What is required
Scan the records and identify every line in which the string "content" occurs, then return those lines.
□ □ □
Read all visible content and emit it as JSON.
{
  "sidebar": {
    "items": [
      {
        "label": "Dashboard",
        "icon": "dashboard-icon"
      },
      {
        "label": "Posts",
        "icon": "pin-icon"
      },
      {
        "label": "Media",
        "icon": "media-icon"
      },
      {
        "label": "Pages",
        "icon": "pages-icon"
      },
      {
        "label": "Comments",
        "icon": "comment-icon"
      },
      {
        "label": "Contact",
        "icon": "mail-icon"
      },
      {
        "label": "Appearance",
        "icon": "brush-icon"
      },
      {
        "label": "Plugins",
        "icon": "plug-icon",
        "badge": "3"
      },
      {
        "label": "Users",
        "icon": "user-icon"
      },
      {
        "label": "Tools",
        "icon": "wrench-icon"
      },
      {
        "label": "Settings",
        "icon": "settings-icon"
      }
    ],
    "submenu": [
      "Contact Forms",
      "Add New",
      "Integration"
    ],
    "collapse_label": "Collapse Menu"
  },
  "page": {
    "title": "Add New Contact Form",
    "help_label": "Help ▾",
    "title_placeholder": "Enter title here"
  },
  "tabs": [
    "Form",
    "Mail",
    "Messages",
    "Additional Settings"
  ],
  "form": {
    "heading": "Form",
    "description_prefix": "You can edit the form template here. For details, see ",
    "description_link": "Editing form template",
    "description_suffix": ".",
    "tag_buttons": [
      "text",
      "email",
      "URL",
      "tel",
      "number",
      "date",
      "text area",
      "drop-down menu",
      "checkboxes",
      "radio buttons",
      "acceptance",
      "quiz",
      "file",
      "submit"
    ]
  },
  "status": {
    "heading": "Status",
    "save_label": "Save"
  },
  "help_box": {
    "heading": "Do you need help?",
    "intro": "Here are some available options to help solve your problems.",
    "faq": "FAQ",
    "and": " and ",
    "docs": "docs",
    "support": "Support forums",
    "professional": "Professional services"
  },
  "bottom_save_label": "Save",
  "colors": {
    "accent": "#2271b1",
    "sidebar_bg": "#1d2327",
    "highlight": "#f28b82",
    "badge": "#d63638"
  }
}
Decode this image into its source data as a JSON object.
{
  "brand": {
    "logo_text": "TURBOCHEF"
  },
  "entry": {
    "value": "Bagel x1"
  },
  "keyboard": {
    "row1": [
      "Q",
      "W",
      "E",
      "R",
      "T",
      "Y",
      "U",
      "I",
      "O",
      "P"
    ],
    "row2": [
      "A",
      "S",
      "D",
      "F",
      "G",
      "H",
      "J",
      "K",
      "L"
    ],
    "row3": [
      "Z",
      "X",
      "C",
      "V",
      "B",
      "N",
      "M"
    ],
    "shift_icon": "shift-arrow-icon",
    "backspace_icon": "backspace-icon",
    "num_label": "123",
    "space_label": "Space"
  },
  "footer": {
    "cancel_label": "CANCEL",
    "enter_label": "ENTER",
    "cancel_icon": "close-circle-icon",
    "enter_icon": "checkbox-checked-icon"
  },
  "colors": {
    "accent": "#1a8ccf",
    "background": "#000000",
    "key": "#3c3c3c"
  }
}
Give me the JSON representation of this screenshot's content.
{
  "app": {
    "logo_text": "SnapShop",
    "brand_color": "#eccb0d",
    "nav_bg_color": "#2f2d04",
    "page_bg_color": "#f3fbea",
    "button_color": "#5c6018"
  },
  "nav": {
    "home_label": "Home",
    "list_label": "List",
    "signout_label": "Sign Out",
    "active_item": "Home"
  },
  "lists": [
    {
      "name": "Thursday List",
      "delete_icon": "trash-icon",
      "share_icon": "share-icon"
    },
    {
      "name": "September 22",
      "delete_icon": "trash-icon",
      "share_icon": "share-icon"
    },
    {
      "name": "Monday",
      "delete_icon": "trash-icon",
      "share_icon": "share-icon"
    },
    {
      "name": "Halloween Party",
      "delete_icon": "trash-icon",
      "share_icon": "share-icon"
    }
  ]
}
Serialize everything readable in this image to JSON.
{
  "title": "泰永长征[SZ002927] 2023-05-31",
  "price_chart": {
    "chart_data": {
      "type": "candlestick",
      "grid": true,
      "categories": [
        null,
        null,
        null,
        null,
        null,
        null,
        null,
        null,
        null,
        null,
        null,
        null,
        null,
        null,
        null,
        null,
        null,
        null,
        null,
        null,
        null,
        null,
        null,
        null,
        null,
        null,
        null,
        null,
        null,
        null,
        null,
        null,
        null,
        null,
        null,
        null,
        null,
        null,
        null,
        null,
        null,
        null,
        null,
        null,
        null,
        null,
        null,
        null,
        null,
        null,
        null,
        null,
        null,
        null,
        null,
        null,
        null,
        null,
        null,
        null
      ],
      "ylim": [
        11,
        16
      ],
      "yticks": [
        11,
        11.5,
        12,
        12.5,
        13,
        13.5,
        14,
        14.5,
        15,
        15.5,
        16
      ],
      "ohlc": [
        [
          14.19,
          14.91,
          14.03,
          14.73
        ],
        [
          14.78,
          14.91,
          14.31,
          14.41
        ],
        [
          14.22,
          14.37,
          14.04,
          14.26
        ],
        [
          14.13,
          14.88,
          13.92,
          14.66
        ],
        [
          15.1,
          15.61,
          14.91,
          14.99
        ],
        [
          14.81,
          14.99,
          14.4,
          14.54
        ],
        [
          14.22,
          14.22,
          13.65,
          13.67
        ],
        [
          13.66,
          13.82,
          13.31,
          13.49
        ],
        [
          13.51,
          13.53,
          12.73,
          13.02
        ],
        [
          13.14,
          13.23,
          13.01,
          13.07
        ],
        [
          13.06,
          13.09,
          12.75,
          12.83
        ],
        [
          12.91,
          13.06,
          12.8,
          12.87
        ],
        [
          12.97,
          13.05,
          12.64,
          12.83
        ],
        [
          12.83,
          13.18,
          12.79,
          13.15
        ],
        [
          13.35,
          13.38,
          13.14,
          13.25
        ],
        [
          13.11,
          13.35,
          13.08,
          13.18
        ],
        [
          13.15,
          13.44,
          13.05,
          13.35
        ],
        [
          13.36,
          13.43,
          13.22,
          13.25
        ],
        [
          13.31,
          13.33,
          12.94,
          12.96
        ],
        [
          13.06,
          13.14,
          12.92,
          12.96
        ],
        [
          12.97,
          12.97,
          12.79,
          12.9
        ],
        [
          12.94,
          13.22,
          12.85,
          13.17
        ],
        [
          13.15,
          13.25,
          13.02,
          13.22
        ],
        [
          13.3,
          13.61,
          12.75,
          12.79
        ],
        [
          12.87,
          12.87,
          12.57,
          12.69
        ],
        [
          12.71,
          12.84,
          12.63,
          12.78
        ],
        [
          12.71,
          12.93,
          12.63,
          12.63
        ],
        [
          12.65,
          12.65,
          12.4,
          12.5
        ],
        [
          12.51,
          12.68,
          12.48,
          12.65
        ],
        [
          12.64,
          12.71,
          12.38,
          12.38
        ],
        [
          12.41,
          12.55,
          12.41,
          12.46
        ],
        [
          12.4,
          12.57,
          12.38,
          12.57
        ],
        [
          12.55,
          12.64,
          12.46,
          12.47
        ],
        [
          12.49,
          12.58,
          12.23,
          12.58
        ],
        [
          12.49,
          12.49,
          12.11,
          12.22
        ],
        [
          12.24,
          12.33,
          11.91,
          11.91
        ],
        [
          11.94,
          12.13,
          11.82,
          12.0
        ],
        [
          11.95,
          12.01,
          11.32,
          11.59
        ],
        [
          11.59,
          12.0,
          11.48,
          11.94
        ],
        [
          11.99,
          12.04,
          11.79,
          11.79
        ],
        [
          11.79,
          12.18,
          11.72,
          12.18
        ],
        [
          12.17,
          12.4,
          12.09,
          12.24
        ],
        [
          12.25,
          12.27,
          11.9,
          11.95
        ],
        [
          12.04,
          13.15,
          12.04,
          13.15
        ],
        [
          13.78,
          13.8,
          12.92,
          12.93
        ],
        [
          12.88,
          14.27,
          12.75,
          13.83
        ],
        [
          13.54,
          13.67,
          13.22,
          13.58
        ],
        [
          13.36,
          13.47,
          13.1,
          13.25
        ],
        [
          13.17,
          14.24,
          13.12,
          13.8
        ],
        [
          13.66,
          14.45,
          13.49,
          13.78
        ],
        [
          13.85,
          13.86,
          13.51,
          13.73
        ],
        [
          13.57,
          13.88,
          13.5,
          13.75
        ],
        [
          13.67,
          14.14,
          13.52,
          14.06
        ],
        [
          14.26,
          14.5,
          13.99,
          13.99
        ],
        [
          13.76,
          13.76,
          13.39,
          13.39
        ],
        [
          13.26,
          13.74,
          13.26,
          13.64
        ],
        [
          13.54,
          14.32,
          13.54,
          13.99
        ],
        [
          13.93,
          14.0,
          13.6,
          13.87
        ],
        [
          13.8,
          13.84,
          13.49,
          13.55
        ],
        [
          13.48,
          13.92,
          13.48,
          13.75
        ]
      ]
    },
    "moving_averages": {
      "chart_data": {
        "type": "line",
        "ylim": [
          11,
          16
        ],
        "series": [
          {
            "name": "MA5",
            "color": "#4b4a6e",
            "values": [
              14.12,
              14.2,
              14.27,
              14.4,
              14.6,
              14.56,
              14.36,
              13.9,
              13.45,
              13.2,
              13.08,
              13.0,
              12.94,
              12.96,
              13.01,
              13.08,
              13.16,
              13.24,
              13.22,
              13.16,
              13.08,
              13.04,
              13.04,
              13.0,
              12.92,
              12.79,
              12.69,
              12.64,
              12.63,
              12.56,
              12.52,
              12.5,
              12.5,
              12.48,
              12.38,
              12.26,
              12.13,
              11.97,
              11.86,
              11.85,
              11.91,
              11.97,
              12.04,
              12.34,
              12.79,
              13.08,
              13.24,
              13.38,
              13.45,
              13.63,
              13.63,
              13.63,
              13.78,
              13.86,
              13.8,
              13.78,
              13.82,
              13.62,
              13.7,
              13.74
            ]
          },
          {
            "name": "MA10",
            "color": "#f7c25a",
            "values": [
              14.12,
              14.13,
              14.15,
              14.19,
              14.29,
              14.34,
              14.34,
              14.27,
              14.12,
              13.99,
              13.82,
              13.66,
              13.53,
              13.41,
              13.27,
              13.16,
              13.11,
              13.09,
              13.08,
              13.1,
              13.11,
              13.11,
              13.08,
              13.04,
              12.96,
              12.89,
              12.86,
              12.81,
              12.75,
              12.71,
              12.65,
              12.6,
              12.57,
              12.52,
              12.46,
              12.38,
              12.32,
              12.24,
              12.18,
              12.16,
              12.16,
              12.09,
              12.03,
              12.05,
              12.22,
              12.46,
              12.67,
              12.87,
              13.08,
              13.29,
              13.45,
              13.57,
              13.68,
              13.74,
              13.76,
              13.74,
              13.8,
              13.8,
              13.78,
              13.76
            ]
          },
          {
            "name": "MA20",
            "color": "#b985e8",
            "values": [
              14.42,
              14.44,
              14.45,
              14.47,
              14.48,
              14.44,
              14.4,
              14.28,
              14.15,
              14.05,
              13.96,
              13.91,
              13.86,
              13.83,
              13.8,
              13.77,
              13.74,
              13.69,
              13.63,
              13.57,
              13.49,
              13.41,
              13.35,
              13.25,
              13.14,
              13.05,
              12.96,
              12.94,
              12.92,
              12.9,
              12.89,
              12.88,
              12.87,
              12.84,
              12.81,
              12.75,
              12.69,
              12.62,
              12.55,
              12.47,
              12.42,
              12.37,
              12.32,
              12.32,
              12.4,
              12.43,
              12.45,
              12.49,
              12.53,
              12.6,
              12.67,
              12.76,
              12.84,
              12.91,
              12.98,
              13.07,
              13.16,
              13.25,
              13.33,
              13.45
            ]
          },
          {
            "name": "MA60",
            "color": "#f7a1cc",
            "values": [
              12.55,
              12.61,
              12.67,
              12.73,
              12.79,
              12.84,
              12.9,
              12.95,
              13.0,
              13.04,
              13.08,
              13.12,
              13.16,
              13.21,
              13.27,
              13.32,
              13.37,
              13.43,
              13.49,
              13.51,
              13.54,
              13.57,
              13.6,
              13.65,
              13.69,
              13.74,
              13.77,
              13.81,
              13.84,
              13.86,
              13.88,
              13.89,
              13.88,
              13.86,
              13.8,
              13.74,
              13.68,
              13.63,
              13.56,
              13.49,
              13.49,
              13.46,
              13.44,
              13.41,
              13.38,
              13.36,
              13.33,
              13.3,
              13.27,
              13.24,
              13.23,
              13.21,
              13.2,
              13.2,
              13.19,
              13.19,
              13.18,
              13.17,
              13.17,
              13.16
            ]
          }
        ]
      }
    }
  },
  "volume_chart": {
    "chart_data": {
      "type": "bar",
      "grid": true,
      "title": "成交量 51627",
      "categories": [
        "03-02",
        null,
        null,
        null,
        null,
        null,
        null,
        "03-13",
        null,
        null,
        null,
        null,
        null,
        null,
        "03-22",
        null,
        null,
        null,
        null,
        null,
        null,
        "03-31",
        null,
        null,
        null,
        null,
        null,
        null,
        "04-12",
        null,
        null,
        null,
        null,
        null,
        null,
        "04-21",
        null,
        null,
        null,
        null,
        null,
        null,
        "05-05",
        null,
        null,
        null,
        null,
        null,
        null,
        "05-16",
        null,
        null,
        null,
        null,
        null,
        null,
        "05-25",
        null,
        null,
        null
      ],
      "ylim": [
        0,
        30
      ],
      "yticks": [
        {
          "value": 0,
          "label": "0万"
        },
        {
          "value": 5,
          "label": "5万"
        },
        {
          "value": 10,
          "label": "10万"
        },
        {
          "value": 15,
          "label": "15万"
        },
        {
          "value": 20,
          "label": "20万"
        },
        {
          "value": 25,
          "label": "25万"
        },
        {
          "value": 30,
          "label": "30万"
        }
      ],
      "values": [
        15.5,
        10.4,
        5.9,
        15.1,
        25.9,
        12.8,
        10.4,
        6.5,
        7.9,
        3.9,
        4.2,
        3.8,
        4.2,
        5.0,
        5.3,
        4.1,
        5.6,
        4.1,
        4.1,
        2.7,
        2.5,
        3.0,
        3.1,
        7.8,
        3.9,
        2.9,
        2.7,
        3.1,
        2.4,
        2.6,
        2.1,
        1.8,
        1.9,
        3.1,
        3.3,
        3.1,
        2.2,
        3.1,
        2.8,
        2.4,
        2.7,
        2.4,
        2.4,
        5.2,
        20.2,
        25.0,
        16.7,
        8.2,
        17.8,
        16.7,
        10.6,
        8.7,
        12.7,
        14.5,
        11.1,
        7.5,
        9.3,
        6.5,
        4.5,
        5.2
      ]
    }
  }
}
□ □ □
Solution to the exercise
Read all visible content and emit it as JSON.
Give me the JSON representation of this screenshot's content.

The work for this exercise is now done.